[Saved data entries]
** BEGIN **
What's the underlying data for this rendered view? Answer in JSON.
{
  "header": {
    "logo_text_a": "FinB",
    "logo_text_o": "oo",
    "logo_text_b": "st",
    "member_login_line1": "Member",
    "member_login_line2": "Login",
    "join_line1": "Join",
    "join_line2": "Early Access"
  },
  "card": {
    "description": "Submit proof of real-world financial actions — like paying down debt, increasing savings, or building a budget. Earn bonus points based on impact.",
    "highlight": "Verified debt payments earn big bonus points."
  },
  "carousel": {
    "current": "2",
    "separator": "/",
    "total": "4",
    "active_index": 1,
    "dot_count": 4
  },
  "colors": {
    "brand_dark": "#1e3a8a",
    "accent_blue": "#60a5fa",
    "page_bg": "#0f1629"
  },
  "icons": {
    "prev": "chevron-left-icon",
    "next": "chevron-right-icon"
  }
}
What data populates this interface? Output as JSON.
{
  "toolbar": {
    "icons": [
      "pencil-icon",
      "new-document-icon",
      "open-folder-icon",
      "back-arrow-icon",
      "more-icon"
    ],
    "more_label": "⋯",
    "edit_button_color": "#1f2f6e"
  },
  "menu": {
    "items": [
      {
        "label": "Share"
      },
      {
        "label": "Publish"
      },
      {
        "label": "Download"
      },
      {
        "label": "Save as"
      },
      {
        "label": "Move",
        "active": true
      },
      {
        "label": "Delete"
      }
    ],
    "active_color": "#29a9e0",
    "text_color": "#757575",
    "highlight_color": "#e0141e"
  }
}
** END **
_THE REQUEST_: Scan the material for lines with the word "What", and copy each line you find.

_EXERCISE SOLUTION_:
What's the underlying data for this rendered view? Answer in JSON.
What data populates this interface? Output as JSON.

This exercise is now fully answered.